▸ Aim:
Give every entry again, word for word and in full.

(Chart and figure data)
────────────────

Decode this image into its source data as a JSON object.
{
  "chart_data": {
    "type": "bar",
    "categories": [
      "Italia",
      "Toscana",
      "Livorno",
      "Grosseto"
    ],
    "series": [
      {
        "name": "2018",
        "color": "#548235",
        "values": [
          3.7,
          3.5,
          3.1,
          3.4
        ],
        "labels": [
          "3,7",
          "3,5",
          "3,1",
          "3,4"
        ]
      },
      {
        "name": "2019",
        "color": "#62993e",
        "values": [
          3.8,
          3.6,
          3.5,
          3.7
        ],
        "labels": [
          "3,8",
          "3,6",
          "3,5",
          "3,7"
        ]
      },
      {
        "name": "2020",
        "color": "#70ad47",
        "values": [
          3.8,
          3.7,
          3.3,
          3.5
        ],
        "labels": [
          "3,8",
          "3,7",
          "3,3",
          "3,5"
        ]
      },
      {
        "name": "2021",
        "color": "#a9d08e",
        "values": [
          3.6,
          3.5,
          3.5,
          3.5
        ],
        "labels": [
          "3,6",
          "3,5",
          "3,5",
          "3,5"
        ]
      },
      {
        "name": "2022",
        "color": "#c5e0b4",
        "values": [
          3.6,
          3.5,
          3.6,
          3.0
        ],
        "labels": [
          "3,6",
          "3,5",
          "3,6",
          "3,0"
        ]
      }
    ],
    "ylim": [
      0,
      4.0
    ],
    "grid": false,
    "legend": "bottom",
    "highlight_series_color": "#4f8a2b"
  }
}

────────────────

▸ Solved exercise:
Decode this image into its source data as a JSON object.
{
  "chart_data": {
    "type": "bar",
    "categories": [
      "Italia",
      "Toscana",
      "Livorno",
      "Grosseto"
    ],
    "series": [
      {
        "name": "2018",
        "color": "#548235",
        "values": [
          3.7,
          3.5,
          3.1,
          3.4
        ],
        "labels": [
          "3,7",
          "3,5",
          "3,1",
          "3,4"
        ]
      },
      {
        "name": "2019",
        "color": "#62993e",
        "values": [
          3.8,
          3.6,
          3.5,
          3.7
        ],
        "labels": [
          "3,8",
          "3,6",
          "3,5",
          "3,7"
        ]
      },
      {
        "name": "2020",
        "color": "#70ad47",
        "values": [
          3.8,
          3.7,
          3.3,
          3.5
        ],
        "labels": [
          "3,8",
          "3,7",
          "3,3",
          "3,5"
        ]
      },
      {
        "name": "2021",
        "color": "#a9d08e",
        "values": [
          3.6,
          3.5,
          3.5,
          3.5
        ],
        "labels": [
          "3,6",
          "3,5",
          "3,5",
          "3,5"
        ]
      },
      {
        "name": "2022",
        "color": "#c5e0b4",
        "values": [
          3.6,
          3.5,
          3.6,
          3.0
        ],
        "labels": [
          "3,6",
          "3,5",
          "3,6",
          "3,0"
        ]
      }
    ],
    "ylim": [
      0,
      4.0
    ],
    "grid": false,
    "legend": "bottom",
    "highlight_series_color": "#4f8a2b"
  }
}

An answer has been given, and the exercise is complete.